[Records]
▬▬▬▬▬▬▬▬▬▬

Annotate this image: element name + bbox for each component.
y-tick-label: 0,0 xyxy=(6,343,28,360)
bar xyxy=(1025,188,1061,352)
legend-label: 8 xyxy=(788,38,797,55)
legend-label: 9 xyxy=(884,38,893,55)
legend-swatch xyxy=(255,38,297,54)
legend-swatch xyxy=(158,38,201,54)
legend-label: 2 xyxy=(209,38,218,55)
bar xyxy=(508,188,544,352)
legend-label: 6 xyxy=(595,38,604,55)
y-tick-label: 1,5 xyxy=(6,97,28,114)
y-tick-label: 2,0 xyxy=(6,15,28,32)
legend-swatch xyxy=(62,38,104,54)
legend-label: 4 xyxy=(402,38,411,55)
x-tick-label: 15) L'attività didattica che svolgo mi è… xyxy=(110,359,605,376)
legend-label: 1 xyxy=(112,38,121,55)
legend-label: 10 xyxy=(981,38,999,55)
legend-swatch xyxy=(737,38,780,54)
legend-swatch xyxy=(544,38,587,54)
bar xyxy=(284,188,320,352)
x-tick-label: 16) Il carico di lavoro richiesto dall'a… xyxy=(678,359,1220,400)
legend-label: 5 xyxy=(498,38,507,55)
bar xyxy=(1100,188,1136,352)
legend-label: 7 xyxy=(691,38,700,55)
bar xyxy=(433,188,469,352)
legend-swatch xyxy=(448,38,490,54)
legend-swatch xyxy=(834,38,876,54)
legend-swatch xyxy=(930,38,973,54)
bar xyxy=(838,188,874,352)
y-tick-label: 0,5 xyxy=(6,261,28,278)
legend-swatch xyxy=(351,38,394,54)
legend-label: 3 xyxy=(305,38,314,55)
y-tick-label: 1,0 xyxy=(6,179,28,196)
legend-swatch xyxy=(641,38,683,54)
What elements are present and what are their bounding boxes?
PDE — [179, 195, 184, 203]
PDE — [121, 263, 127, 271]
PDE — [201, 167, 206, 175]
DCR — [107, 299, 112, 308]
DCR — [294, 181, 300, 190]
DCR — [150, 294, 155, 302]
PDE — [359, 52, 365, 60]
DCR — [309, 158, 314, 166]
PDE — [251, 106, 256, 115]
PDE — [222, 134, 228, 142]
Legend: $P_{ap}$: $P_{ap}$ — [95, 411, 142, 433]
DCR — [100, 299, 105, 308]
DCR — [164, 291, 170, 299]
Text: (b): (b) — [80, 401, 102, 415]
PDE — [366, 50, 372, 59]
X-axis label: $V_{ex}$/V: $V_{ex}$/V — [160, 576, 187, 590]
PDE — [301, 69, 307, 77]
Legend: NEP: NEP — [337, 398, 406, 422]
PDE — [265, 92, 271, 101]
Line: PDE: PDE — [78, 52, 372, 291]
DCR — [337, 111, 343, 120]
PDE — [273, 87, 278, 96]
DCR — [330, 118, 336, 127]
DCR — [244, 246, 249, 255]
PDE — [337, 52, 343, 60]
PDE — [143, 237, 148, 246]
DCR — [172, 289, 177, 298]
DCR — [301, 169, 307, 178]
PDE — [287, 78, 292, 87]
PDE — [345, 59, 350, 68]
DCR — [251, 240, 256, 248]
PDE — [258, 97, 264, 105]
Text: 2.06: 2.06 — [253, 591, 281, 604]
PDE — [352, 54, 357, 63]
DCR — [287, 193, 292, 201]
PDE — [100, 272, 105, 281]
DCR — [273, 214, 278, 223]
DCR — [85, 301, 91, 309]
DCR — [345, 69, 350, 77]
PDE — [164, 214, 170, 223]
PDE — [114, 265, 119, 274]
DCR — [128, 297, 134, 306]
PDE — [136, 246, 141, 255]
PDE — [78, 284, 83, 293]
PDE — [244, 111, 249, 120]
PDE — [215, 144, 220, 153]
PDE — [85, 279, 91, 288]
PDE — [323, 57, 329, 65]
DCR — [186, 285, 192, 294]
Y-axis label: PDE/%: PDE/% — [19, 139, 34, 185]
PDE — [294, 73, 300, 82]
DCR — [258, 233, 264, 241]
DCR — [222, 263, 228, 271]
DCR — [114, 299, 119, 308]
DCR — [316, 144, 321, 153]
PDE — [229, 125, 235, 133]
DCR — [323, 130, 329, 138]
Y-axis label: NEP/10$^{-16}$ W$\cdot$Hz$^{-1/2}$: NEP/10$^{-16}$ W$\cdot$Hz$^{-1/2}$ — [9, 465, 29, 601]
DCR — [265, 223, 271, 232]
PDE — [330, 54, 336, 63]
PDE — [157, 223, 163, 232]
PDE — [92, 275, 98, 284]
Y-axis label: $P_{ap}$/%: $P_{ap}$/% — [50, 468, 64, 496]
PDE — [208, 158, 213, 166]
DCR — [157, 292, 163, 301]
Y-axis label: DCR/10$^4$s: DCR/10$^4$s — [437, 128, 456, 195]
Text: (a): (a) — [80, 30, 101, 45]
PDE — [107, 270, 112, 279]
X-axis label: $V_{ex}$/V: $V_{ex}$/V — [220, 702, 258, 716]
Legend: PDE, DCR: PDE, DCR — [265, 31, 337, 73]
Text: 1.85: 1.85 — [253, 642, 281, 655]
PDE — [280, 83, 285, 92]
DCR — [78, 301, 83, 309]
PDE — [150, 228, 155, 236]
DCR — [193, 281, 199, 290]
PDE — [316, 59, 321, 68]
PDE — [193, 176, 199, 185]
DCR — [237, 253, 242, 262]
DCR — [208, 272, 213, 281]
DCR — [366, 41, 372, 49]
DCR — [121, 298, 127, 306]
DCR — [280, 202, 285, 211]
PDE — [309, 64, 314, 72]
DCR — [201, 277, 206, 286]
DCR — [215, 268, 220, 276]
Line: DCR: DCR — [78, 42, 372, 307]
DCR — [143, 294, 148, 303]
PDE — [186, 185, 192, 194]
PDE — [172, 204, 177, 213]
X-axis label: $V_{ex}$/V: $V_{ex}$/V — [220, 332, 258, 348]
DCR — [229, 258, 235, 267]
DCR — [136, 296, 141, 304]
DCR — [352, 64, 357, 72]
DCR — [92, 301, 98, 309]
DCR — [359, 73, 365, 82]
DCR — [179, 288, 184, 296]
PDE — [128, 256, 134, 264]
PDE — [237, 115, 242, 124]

▬▬▬▬▬▬▬▬▬▬

EXERCISE AIM:
Count the lines in the items above that contain the string "tick", and give only the number.

COMPLETED EXERCISE:
7